* _Task statement_:
Extract the lines that carry the string "中南半岛" from the listing.
***** Data shown *****
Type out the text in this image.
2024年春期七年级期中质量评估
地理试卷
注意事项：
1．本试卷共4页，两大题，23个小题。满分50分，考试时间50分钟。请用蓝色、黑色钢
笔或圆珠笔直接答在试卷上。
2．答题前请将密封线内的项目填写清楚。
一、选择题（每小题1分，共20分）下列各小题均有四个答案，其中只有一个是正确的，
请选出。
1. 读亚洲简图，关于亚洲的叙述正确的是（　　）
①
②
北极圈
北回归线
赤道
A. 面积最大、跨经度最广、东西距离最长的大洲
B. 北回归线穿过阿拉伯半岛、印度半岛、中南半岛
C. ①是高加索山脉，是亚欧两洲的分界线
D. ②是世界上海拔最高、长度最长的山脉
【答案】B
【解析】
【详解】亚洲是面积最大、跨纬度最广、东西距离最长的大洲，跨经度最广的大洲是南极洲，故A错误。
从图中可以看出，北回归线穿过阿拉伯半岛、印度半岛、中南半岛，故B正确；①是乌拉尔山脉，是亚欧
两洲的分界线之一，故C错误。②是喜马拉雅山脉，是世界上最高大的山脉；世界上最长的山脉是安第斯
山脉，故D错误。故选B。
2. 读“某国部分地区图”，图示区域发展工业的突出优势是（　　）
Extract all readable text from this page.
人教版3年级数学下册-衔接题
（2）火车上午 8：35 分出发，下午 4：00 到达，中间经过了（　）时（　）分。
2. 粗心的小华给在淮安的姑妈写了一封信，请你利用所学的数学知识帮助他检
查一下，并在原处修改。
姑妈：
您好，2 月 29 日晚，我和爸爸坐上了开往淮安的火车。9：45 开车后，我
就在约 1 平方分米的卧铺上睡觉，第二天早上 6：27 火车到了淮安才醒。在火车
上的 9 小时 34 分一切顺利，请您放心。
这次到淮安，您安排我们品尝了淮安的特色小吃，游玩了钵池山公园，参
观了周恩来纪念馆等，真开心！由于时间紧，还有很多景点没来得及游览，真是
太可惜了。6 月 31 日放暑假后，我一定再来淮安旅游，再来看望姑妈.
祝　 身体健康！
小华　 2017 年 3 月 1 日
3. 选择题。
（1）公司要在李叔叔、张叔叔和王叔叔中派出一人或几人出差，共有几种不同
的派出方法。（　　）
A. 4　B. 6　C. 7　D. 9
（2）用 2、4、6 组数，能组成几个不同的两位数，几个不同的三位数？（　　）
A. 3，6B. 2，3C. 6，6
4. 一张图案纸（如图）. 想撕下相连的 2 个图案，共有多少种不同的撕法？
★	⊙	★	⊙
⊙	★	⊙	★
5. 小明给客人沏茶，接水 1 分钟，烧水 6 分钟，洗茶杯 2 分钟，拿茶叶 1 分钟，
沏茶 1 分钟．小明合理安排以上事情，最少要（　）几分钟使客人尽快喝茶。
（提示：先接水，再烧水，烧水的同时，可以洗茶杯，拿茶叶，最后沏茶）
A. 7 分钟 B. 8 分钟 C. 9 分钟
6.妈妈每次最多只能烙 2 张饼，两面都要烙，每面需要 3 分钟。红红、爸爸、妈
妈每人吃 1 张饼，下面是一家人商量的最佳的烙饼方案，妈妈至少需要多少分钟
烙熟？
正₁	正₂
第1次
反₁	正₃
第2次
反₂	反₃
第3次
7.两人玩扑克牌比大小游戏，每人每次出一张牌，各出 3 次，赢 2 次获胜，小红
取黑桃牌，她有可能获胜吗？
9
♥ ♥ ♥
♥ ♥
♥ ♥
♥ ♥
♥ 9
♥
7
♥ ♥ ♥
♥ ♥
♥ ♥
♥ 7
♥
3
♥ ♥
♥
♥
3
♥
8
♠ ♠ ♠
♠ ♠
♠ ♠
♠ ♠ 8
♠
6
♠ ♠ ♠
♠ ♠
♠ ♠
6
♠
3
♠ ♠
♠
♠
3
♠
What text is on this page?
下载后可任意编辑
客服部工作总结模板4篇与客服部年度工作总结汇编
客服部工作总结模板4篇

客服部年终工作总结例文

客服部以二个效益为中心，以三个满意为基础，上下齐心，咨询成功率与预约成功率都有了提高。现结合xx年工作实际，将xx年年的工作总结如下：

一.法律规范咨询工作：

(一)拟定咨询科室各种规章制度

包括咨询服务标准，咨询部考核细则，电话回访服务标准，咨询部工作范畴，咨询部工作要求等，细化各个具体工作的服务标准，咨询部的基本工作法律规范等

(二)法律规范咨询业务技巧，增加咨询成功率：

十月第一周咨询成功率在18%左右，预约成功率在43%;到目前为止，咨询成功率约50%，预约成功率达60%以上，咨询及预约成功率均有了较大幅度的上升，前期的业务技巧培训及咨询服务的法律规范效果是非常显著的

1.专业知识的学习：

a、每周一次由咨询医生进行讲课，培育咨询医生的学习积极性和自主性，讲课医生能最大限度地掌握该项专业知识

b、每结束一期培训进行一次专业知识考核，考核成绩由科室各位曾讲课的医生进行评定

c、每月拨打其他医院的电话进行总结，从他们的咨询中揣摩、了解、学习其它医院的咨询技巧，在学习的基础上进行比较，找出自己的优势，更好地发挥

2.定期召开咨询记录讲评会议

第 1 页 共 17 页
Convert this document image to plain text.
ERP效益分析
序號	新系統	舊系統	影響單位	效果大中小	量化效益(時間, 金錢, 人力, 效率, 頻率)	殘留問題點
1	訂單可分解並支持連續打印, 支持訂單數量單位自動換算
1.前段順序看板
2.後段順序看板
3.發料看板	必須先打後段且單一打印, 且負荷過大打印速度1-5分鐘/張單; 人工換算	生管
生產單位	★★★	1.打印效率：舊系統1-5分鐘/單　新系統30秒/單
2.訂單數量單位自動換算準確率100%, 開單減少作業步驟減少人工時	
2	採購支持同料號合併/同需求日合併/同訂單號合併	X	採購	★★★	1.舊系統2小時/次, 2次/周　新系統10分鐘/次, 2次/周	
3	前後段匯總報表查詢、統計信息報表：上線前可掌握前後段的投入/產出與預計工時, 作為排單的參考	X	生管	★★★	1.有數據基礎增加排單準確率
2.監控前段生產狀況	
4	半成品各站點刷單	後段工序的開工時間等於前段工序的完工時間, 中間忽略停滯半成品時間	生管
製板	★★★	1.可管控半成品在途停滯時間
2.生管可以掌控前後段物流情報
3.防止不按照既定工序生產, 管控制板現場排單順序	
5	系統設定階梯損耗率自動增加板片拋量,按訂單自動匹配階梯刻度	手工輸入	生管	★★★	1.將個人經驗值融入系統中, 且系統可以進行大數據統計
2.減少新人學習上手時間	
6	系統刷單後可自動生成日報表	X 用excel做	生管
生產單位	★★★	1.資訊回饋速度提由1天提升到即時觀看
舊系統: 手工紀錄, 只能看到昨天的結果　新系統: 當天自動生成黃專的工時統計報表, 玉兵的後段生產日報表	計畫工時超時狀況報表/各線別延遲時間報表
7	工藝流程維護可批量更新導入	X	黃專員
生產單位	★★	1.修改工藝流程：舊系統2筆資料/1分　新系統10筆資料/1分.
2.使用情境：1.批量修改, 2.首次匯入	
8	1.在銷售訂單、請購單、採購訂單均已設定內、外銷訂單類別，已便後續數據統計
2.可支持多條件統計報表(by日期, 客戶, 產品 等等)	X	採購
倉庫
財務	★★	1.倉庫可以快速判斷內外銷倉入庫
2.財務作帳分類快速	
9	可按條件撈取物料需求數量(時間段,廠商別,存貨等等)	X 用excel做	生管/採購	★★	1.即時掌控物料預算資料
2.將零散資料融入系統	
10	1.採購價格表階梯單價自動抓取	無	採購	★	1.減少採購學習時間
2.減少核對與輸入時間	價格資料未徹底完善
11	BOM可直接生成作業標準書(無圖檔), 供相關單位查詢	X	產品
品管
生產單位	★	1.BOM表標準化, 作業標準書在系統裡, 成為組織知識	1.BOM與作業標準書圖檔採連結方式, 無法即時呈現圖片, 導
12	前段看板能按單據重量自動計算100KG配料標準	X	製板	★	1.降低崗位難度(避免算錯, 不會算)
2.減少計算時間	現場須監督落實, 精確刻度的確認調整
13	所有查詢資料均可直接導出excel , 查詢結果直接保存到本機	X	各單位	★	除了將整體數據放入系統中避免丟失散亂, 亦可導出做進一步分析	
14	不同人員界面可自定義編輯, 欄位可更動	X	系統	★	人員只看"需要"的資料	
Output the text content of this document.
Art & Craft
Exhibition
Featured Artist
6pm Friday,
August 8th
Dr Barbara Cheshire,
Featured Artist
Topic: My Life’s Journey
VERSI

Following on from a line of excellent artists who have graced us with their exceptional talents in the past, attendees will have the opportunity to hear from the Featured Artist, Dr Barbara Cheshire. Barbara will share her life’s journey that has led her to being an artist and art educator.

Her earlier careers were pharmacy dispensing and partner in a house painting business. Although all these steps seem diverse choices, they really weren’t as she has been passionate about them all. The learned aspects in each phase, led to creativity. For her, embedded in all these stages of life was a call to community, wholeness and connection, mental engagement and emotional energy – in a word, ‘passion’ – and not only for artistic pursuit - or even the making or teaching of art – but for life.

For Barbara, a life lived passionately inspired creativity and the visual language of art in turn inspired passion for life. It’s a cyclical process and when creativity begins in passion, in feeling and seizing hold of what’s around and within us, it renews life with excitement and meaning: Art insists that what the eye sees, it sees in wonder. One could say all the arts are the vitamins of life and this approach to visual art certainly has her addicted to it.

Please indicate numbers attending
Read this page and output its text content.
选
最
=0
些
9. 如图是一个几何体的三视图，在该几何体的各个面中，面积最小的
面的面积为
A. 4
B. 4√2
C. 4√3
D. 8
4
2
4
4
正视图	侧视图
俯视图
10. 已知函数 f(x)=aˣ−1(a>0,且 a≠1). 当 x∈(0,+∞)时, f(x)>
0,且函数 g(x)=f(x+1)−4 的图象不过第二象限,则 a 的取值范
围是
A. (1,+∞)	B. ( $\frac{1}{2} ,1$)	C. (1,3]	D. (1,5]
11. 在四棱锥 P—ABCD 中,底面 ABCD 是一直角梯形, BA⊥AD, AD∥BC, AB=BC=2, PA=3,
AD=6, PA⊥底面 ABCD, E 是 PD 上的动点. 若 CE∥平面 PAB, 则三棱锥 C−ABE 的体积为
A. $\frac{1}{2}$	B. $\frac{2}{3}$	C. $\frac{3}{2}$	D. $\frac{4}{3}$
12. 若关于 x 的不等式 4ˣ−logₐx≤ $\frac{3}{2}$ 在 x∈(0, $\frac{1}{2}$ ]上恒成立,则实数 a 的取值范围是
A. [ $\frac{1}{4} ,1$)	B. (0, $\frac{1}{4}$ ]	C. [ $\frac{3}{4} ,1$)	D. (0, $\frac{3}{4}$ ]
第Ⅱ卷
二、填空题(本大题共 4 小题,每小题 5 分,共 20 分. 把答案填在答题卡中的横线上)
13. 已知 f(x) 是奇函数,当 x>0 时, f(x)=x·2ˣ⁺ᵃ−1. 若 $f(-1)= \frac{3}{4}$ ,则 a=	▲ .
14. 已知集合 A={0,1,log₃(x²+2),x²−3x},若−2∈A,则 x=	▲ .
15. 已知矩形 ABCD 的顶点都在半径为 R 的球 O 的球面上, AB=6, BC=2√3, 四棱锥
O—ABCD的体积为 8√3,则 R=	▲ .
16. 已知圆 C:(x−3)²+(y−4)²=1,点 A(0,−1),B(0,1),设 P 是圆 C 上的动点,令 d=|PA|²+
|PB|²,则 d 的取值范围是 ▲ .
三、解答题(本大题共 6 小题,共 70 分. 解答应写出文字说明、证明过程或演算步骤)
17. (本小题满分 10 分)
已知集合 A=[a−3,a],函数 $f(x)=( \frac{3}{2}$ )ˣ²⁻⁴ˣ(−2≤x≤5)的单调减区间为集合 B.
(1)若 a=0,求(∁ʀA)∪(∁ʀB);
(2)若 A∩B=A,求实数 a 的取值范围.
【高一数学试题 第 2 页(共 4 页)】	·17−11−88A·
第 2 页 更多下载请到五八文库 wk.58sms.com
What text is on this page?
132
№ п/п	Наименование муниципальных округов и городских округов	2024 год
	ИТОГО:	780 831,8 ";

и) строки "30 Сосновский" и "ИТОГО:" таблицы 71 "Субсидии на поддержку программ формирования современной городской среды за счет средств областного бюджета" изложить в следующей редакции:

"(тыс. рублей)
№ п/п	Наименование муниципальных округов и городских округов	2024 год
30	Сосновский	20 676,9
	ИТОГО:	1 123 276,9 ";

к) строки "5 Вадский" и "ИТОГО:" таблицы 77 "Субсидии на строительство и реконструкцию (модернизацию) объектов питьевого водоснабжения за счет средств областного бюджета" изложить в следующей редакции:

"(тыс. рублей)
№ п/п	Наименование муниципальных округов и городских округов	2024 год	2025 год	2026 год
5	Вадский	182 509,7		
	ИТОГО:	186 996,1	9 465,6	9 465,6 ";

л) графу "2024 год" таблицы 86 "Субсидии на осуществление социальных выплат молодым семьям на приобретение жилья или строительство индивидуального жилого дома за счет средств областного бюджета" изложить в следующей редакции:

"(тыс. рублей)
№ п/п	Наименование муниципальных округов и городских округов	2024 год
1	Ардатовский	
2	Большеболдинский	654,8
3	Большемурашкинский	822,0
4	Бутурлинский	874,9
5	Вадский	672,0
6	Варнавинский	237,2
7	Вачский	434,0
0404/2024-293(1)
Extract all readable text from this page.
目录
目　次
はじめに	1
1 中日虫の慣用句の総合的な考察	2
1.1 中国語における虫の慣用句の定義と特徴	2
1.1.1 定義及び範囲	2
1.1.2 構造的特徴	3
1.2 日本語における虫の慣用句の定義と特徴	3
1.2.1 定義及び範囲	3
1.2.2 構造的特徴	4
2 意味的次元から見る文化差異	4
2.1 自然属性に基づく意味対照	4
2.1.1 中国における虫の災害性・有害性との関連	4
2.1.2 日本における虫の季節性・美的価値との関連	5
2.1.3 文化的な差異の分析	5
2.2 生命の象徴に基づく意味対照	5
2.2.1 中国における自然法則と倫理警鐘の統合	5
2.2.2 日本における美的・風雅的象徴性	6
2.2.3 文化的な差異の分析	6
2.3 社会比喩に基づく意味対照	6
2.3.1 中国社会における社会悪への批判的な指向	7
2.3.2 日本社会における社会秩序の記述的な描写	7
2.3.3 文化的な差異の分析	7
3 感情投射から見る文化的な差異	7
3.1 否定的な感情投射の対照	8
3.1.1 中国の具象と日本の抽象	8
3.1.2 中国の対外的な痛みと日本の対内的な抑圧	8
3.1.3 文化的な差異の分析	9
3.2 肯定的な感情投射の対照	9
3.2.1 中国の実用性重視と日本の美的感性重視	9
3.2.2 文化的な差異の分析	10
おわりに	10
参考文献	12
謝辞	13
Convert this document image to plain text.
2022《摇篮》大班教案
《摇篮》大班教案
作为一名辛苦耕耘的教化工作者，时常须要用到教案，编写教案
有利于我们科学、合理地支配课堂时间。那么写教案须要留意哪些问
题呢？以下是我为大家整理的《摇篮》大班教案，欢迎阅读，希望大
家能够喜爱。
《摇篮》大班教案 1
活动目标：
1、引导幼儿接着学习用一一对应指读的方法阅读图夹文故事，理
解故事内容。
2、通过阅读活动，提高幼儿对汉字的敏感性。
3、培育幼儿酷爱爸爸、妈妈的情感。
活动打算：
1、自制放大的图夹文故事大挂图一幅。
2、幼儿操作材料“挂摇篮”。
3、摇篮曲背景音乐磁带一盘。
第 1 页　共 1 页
*****
* _Exercise output_:
B. 北回归线穿过阿拉伯半岛、印度半岛、中南半岛
从图中可以看出，北回归线穿过阿拉伯半岛、印度半岛、中南半岛，故B正确；①是乌拉尔山脉，是亚欧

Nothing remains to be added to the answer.